TASK REQUIREMENTS ▸
**A)** In the cubing progression thread, what rank did Labano hold in the competition when the thread began?
**B)** Duplicate the cubing progression thread from "# Labano's progression" up to and including "Happy cubing!!".
**C)** Pick up the cubing progression thread from its final line and keep writing.

PAGE ▸
• • •

# Labano's progression thread to win online competition.



## Labano (Dec 4, 2021)

Hi guys!! This is my progression thread to win an online competition that is held by cubelelo. Cubelelo is the best cube shop in India. Currently my rank in this competition is 42. I will try to be consistent.
Happy cubing!!


----------



## Labano (Dec 4, 2021)

Is this Gc perm worth it:
The BEST Gc Perm Algorithm! GAN Predicted The Future


----------



## Labano (Dec 4, 2021)

Today I practiced cross plus 1 and Lookahead and I improved in planning Xcrosses.


----------



## Labano (Dec 4, 2021)

Today's ao5: 12.11


----------



## Labano (Dec 5, 2021)

Today I thing I should practice my LL.


----------



## Labano (Dec 5, 2021)

Today's ao5: 13.11


----------



## Labano (Dec 6, 2021)

• • •

EXTRACTED DATA ▸
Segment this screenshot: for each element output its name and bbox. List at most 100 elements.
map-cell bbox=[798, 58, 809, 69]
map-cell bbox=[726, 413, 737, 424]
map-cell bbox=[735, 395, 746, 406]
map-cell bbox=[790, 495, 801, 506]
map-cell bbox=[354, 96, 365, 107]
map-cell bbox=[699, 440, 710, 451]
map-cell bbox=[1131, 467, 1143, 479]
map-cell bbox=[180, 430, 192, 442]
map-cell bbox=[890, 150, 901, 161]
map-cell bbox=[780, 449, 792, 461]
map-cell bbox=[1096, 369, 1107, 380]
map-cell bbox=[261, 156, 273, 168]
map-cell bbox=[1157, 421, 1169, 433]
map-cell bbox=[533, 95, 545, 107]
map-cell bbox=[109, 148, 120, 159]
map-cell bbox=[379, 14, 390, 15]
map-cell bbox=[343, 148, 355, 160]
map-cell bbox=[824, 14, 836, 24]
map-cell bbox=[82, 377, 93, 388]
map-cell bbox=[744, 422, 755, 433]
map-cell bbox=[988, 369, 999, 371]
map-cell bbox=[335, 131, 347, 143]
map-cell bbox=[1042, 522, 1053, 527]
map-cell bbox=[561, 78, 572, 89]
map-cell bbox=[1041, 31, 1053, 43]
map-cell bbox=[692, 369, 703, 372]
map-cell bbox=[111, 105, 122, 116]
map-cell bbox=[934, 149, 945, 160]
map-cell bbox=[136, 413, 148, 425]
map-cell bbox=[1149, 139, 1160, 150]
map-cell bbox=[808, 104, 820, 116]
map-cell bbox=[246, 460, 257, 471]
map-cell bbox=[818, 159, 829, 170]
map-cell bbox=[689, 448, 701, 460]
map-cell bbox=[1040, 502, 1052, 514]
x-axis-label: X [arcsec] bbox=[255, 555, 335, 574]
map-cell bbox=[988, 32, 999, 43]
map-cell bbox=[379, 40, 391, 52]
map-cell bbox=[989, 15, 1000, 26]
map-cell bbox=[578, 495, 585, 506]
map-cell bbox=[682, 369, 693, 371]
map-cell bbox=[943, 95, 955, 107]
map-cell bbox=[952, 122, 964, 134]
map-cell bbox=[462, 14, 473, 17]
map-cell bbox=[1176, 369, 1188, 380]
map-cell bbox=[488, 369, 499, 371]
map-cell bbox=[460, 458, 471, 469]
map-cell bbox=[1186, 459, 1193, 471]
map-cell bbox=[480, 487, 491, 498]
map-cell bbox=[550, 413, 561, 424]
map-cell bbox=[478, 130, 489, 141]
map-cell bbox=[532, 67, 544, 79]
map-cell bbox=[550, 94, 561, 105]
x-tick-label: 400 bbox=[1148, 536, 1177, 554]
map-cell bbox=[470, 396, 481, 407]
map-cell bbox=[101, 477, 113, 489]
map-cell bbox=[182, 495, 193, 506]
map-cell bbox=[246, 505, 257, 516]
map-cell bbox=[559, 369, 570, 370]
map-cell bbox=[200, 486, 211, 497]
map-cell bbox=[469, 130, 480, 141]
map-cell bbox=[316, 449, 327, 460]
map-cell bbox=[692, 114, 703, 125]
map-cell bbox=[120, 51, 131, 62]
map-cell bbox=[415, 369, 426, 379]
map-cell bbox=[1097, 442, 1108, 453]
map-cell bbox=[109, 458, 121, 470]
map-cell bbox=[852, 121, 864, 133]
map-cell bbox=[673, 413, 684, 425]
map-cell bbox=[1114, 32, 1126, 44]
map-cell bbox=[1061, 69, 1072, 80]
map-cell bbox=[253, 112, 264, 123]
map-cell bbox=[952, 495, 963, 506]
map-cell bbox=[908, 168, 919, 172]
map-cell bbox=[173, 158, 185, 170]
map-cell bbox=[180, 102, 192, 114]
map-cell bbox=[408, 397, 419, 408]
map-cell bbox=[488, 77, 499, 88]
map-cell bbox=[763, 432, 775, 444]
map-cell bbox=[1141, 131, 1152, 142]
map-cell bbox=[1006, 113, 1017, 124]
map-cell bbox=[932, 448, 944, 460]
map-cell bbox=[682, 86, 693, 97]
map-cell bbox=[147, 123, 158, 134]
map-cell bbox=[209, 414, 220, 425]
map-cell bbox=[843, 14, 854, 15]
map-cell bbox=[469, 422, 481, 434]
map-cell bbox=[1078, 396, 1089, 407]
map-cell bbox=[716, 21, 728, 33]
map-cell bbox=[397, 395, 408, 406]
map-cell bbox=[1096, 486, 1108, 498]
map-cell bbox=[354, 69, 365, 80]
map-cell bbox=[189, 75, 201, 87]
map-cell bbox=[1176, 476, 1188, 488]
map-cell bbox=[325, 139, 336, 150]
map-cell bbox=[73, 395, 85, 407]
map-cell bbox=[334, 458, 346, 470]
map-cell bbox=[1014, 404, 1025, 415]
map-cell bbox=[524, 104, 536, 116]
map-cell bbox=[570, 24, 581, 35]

• • •

RESULTS ▸
**A)** 42

**B)**
# Labano's progression thread to win online competition.



## Labano (Dec 4, 2021)

Hi guys!! This is my progression thread to win an online competition that is held by cubelelo. Cubelelo is the best cube shop in India. Currently my rank in this competition is 42. I will try to be consistent.
Happy cubing!!

**C)**
Today I actually did this: https://www.speedsolving.com/thread...aining-that-yields-systematic-progress.39406/


----------



## Labano (Dec 7, 2021)

So today I am going to practice my LL because it is my weakest area


----------



## Labano (Dec 7, 2021)

Today I actually didn't practice a lot but I changed my N perms to the 2021 version


----------



## Labano (Dec 8, 2021)

Today also I practiced LL and today's ao25: 13.53


----------



## Labano (Dec 15, 2021)

Today also I am going to practice my LL because I haven't improved in my LL. But I got 12.55 ao25 yesterday.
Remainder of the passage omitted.